## REQUIREMENTS
Write out the records below once more, exactly as they stand.

-- START OF TASK INPUTS --

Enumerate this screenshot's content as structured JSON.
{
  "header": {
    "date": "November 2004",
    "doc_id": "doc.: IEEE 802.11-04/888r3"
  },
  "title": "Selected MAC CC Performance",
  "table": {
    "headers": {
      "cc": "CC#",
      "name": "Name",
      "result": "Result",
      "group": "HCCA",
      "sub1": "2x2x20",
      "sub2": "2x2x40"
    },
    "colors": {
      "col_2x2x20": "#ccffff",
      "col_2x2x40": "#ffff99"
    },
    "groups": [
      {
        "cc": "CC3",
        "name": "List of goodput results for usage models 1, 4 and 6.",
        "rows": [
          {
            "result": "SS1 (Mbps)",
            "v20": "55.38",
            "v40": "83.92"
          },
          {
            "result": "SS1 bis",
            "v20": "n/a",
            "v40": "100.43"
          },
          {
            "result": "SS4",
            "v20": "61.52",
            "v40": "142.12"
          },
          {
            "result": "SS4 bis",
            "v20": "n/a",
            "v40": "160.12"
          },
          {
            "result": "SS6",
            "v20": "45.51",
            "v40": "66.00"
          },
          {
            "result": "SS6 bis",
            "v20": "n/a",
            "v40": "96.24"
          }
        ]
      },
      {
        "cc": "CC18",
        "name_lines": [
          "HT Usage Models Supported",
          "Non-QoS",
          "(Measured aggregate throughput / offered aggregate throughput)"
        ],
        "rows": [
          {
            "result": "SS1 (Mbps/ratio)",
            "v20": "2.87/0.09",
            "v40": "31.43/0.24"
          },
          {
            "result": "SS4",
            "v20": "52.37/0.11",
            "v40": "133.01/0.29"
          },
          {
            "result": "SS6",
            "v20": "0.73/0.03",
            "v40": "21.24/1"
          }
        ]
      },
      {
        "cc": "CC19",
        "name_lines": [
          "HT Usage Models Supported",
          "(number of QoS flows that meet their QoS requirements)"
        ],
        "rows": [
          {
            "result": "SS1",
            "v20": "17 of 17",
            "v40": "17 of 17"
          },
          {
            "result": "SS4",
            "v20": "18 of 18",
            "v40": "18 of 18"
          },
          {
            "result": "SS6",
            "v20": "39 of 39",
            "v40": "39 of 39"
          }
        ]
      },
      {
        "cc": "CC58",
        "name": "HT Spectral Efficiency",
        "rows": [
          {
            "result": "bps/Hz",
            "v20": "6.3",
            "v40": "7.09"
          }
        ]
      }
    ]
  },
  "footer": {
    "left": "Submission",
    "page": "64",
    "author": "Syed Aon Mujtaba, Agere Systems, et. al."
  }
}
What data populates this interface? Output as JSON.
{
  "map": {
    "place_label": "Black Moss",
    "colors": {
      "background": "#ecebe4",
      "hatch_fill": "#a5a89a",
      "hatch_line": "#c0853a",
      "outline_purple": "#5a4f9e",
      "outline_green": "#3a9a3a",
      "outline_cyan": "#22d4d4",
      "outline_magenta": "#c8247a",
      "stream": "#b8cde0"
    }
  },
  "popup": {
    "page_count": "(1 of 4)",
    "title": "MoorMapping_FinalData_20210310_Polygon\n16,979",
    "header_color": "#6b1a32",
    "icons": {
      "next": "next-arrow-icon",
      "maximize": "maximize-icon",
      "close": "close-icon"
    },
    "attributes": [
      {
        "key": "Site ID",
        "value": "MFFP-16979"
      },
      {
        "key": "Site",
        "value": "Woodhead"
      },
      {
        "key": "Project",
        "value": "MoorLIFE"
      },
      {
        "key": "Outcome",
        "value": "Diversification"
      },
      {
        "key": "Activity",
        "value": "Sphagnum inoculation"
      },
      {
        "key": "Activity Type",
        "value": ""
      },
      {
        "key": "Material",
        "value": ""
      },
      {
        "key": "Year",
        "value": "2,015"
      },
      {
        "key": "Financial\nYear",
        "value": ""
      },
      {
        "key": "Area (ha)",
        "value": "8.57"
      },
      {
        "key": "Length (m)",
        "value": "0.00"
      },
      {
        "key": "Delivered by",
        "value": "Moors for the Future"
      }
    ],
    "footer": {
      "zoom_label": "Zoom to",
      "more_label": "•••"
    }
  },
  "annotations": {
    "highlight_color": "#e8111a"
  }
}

-- END OF TASK INPUTS --

## WRITTEN RESPONSE
Enumerate this screenshot's content as structured JSON.
{
  "header": {
    "date": "November 2004",
    "doc_id": "doc.: IEEE 802.11-04/888r3"
  },
  "title": "Selected MAC CC Performance",
  "table": {
    "headers": {
      "cc": "CC#",
      "name": "Name",
      "result": "Result",
      "group": "HCCA",
      "sub1": "2x2x20",
      "sub2": "2x2x40"
    },
    "colors": {
      "col_2x2x20": "#ccffff",
      "col_2x2x40": "#ffff99"
    },
    "groups": [
      {
        "cc": "CC3",
        "name": "List of goodput results for usage models 1, 4 and 6.",
        "rows": [
          {
            "result": "SS1 (Mbps)",
            "v20": "55.38",
            "v40": "83.92"
          },
          {
            "result": "SS1 bis",
            "v20": "n/a",
            "v40": "100.43"
          },
          {
            "result": "SS4",
            "v20": "61.52",
            "v40": "142.12"
          },
          {
            "result": "SS4 bis",
            "v20": "n/a",
            "v40": "160.12"
          },
          {
            "result": "SS6",
            "v20": "45.51",
            "v40": "66.00"
          },
          {
            "result": "SS6 bis",
            "v20": "n/a",
            "v40": "96.24"
          }
        ]
      },
      {
        "cc": "CC18",
        "name_lines": [
          "HT Usage Models Supported",
          "Non-QoS",
          "(Measured aggregate throughput / offered aggregate throughput)"
        ],
        "rows": [
          {
            "result": "SS1 (Mbps/ratio)",
            "v20": "2.87/0.09",
            "v40": "31.43/0.24"
          },
          {
            "result": "SS4",
            "v20": "52.37/0.11",
            "v40": "133.01/0.29"
          },
          {
            "result": "SS6",
            "v20": "0.73/0.03",
            "v40": "21.24/1"
          }
        ]
      },
      {
        "cc": "CC19",
        "name_lines": [
          "HT Usage Models Supported",
          "(number of QoS flows that meet their QoS requirements)"
        ],
        "rows": [
          {
            "result": "SS1",
            "v20": "17 of 17",
            "v40": "17 of 17"
          },
          {
            "result": "SS4",
            "v20": "18 of 18",
            "v40": "18 of 18"
          },
          {
            "result": "SS6",
            "v20": "39 of 39",
            "v40": "39 of 39"
          }
        ]
      },
      {
        "cc": "CC58",
        "name": "HT Spectral Efficiency",
        "rows": [
          {
            "result": "bps/Hz",
            "v20": "6.3",
            "v40": "7.09"
          }
        ]
      }
    ]
  },
  "footer": {
    "left": "Submission",
    "page": "64",
    "author": "Syed Aon Mujtaba, Agere Systems, et. al."
  }
}
What data populates this interface? Output as JSON.
{
  "map": {
    "place_label": "Black Moss",
    "colors": {
      "background": "#ecebe4",
      "hatch_fill": "#a5a89a",
      "hatch_line": "#c0853a",
      "outline_purple": "#5a4f9e",
      "outline_green": "#3a9a3a",
      "outline_cyan": "#22d4d4",
      "outline_magenta": "#c8247a",
      "stream": "#b8cde0"
    }
  },
  "popup": {
    "page_count": "(1 of 4)",
    "title": "MoorMapping_FinalData_20210310_Polygon\n16,979",
    "header_color": "#6b1a32",
    "icons": {
      "next": "next-arrow-icon",
      "maximize": "maximize-icon",
      "close": "close-icon"
    },
    "attributes": [
      {
        "key": "Site ID",
        "value": "MFFP-16979"
      },
      {
        "key": "Site",
        "value": "Woodhead"
      },
      {
        "key": "Project",
        "value": "MoorLIFE"
      },
      {
        "key": "Outcome",
        "value": "Diversification"
      },
      {
        "key": "Activity",
        "value": "Sphagnum inoculation"
      },
      {
        "key": "Activity Type",
        "value": ""
      },
      {
        "key": "Material",
        "value": ""
      },
      {
        "key": "Year",
        "value": "2,015"
      },
      {
        "key": "Financial\nYear",
        "value": ""
      },
      {
        "key": "Area (ha)",
        "value": "8.57"
      },
      {
        "key": "Length (m)",
        "value": "0.00"
      },
      {
        "key": "Delivered by",
        "value": "Moors for the Future"
      }
    ],
    "footer": {
      "zoom_label": "Zoom to",
      "more_label": "•••"
    }
  },
  "annotations": {
    "highlight_color": "#e8111a"
  }
}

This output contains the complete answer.